§ **Prompt**
Retype the material below. Keep every word exactly as it is.

··· Data extract ···

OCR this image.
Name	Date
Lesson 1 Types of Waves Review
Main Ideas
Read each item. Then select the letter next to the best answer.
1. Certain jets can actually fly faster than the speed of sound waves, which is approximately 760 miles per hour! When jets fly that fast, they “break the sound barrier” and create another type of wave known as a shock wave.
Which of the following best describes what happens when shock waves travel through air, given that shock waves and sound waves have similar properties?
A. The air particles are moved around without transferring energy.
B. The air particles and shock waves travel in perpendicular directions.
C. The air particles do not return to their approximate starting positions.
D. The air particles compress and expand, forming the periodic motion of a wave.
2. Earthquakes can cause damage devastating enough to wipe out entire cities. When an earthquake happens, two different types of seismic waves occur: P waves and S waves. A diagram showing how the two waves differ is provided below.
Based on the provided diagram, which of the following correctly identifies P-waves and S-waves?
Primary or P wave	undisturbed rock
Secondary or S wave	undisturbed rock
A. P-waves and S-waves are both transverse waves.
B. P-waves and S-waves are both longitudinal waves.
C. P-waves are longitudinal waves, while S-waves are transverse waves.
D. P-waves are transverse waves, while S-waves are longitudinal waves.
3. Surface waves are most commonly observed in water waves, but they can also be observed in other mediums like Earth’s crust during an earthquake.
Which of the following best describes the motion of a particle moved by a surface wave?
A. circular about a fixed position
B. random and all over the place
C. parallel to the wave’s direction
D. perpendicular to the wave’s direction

···

§ **Output for this task**
OCR this image.
Name	Date
Lesson 1 Types of Waves Review
Main Ideas
Read each item. Then select the letter next to the best answer.
1. Certain jets can actually fly faster than the speed of sound waves, which is approximately 760 miles per hour! When jets fly that fast, they “break the sound barrier” and create another type of wave known as a shock wave.
Which of the following best describes what happens when shock waves travel through air, given that shock waves and sound waves have similar properties?
A. The air particles are moved around without transferring energy.
B. The air particles and shock waves travel in perpendicular directions.
C. The air particles do not return to their approximate starting positions.
D. The air particles compress and expand, forming the periodic motion of a wave.
2. Earthquakes can cause damage devastating enough to wipe out entire cities. When an earthquake happens, two different types of seismic waves occur: P waves and S waves. A diagram showing how the two waves differ is provided below.
Based on the provided diagram, which of the following correctly identifies P-waves and S-waves?
Primary or P wave	undisturbed rock
Secondary or S wave	undisturbed rock
A. P-waves and S-waves are both transverse waves.
B. P-waves and S-waves are both longitudinal waves.
C. P-waves are longitudinal waves, while S-waves are transverse waves.
D. P-waves are transverse waves, while S-waves are longitudinal waves.
3. Surface waves are most commonly observed in water waves, but they can also be observed in other mediums like Earth’s crust during an earthquake.
Which of the following best describes the motion of a particle moved by a surface wave?
A. circular about a fixed position
B. random and all over the place
C. parallel to the wave’s direction
D. perpendicular to the wave’s direction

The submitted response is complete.